■ **Instructions for the task**
A faithful repeat of all the records, with no image kept, is the required answer.

Dataset records:

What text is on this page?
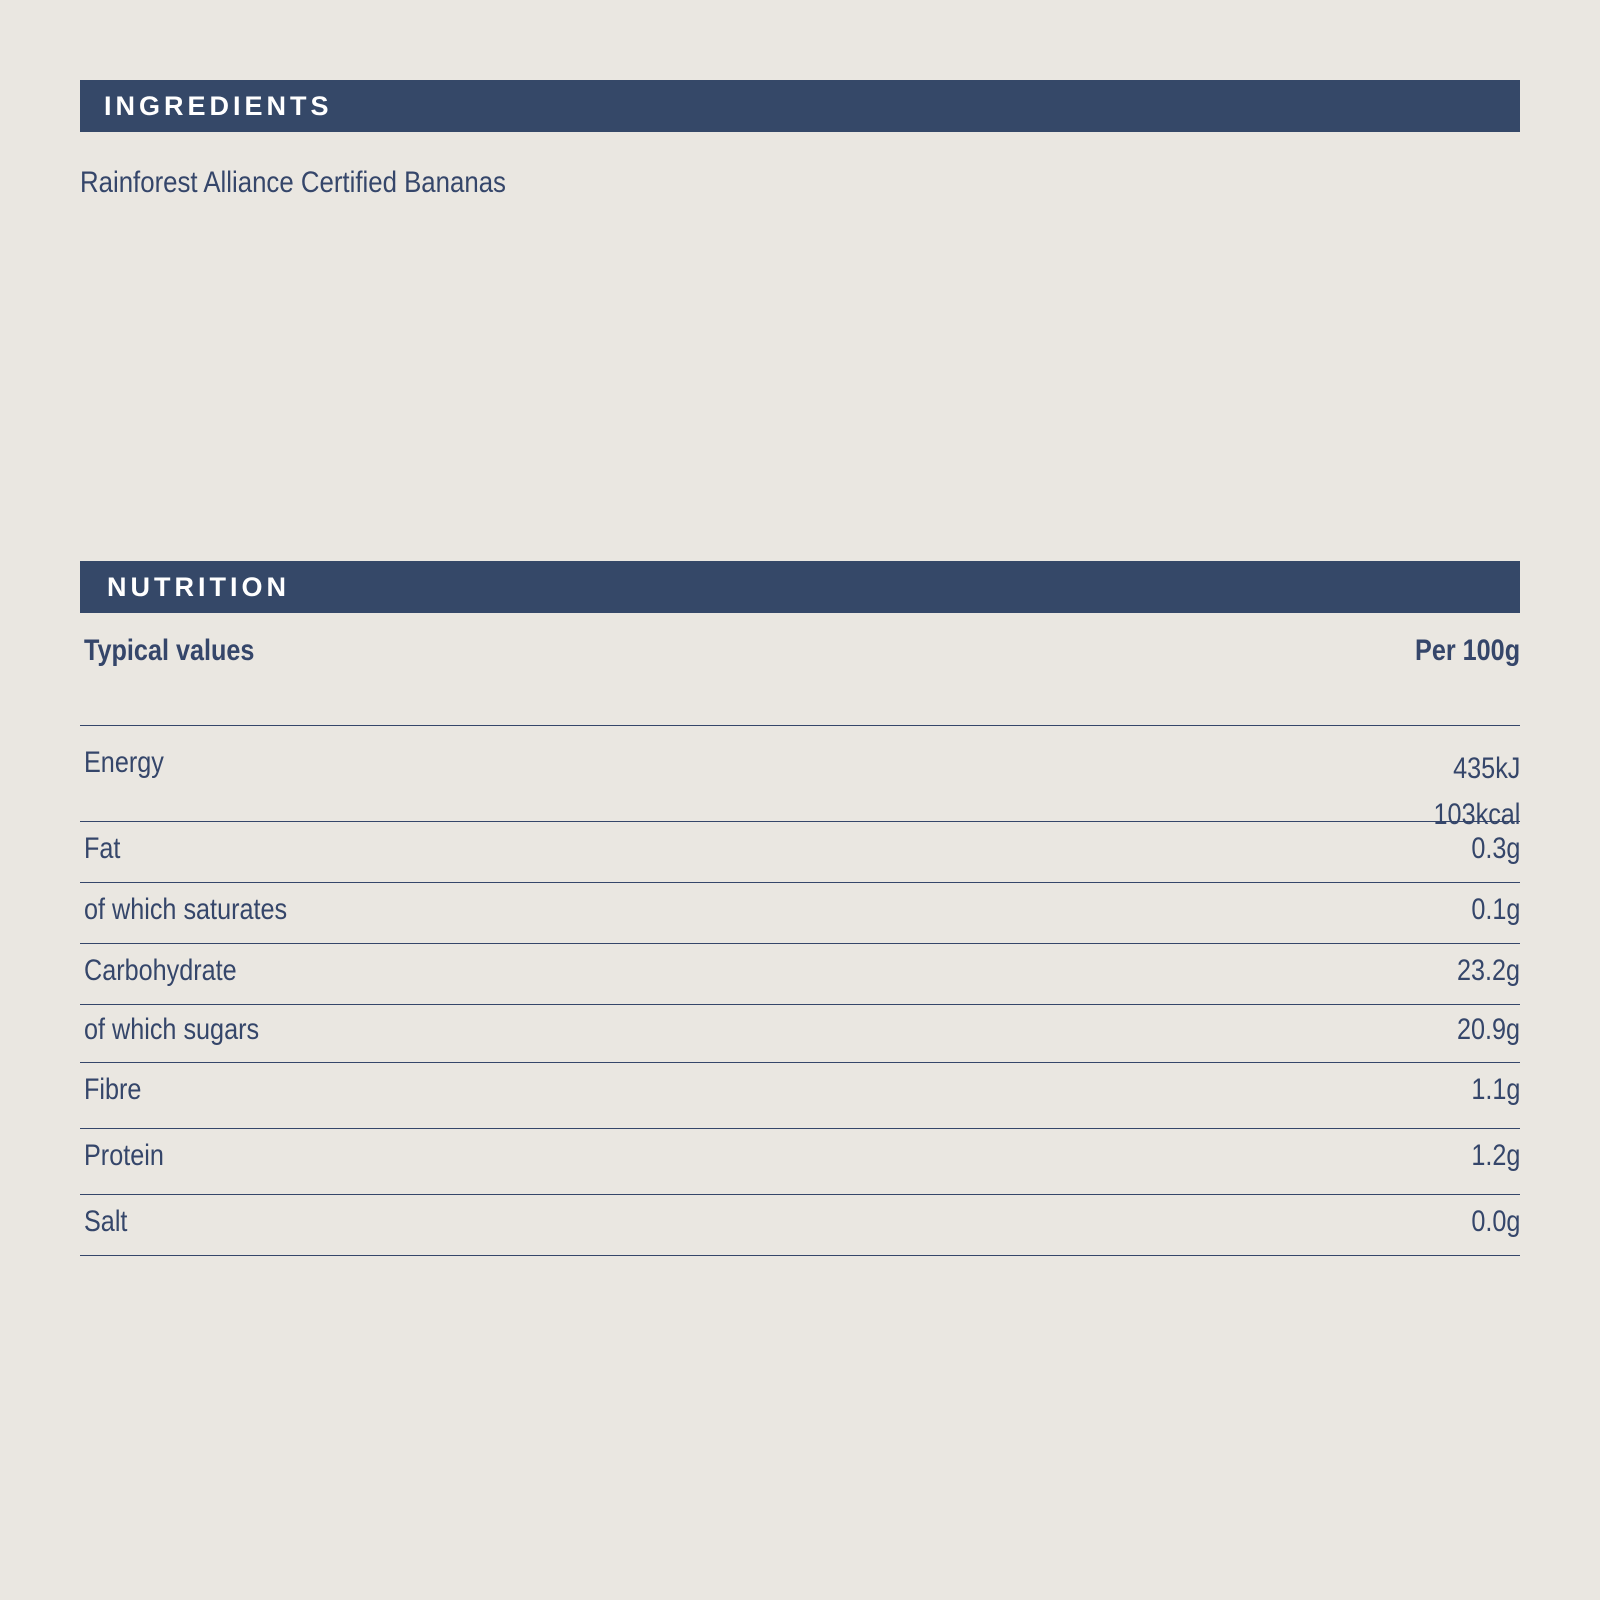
INGREDIENTS
Rainforest Alliance Certified Bananas
NUTRITION
Typical values	Per 100g
Energy	435kJ
103kcal
Fat	0.3g
of which saturates	0.1g
Carbohydrate	23.2g
of which sugars	20.9g
Fibre	1.1g
Protein	1.2g
Salt	0.0g
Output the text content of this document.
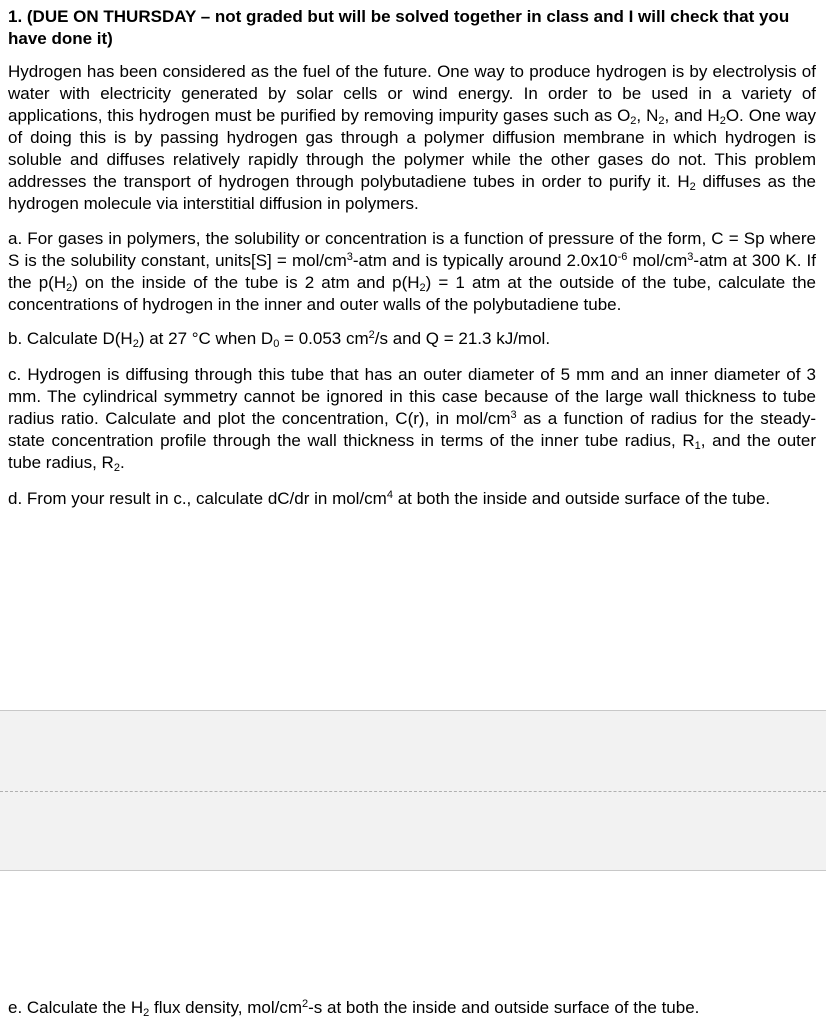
1. (DUE ON THURSDAY – not graded but will be solved together in class and I will check that you have done it)

Hydrogen has been considered as the fuel of the future. One way to produce hydrogen is by electrolysis of water with electricity generated by solar cells or wind energy. In order to be used in a variety of applications, this hydrogen must be purified by removing impurity gases such as $O_2$, $N_2$, and $H_2O$. One way of doing this is by passing hydrogen gas through a polymer diffusion membrane in which hydrogen is soluble and diffuses relatively rapidly through the polymer while the other gases do not. This problem addresses the transport of hydrogen through polybutadiene tubes in order to purify it. $H_2$ diffuses as the hydrogen molecule via interstitial diffusion in polymers.

a. For gases in polymers, the solubility or concentration is a function of pressure of the form, C = Sp where S is the solubility constant, units[S] = mol/$cm^3$-atm and is typically around $2.0x10^{-6}$ mol/$cm^3$-atm at 300 K. If the $p(H_2)$ on the inside of the tube is 2 atm and $p(H_2) = 1$ atm at the outside of the tube, calculate the concentrations of hydrogen in the inner and outer walls of the polybutadiene tube.

b. Calculate $D(H_2)$ at 27 °C when $D_0 = 0.053$ $cm^2/s$ and Q = 21.3 kJ/mol.

c. Hydrogen is diffusing through this tube that has an outer diameter of 5 mm and an inner diameter of 3 mm. The cylindrical symmetry cannot be ignored in this case because of the large wall thickness to tube radius ratio. Calculate and plot the concentration, C(r), in mol/$cm^3$ as a function of radius for the steady-state concentration profile through the wall thickness in terms of the inner tube radius, $R_1$, and the outer tube radius, $R_2$.

d. From your result in c., calculate dC/dr in mol/$cm^4$ at both the inside and outside surface of the tube.

e. Calculate the $H_2$ flux density, mol/$cm^2-s$ at both the inside and outside surface of the tube.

■ **Solution for this problem**
What text is on this page?
INGREDIENTS
Rainforest Alliance Certified Bananas
NUTRITION
Typical values	Per 100g
Energy	435kJ
103kcal
Fat	0.3g
of which saturates	0.1g
Carbohydrate	23.2g
of which sugars	20.9g
Fibre	1.1g
Protein	1.2g
Salt	0.0g
Output the text content of this document.
1. (DUE ON THURSDAY – not graded but will be solved together in class and I will check that you have done it)

Hydrogen has been considered as the fuel of the future. One way to produce hydrogen is by electrolysis of water with electricity generated by solar cells or wind energy. In order to be used in a variety of applications, this hydrogen must be purified by removing impurity gases such as $O_2$, $N_2$, and $H_2O$. One way of doing this is by passing hydrogen gas through a polymer diffusion membrane in which hydrogen is soluble and diffuses relatively rapidly through the polymer while the other gases do not. This problem addresses the transport of hydrogen through polybutadiene tubes in order to purify it. $H_2$ diffuses as the hydrogen molecule via interstitial diffusion in polymers.

a. For gases in polymers, the solubility or concentration is a function of pressure of the form, C = Sp where S is the solubility constant, units[S] = mol/$cm^3$-atm and is typically around $2.0x10^{-6}$ mol/$cm^3$-atm at 300 K. If the $p(H_2)$ on the inside of the tube is 2 atm and $p(H_2) = 1$ atm at the outside of the tube, calculate the concentrations of hydrogen in the inner and outer walls of the polybutadiene tube.

b. Calculate $D(H_2)$ at 27 °C when $D_0 = 0.053$ $cm^2/s$ and Q = 21.3 kJ/mol.

c. Hydrogen is diffusing through this tube that has an outer diameter of 5 mm and an inner diameter of 3 mm. The cylindrical symmetry cannot be ignored in this case because of the large wall thickness to tube radius ratio. Calculate and plot the concentration, C(r), in mol/$cm^3$ as a function of radius for the steady-state concentration profile through the wall thickness in terms of the inner tube radius, $R_1$, and the outer tube radius, $R_2$.

d. From your result in c., calculate dC/dr in mol/$cm^4$ at both the inside and outside surface of the tube.

e. Calculate the $H_2$ flux density, mol/$cm^2-s$ at both the inside and outside surface of the tube.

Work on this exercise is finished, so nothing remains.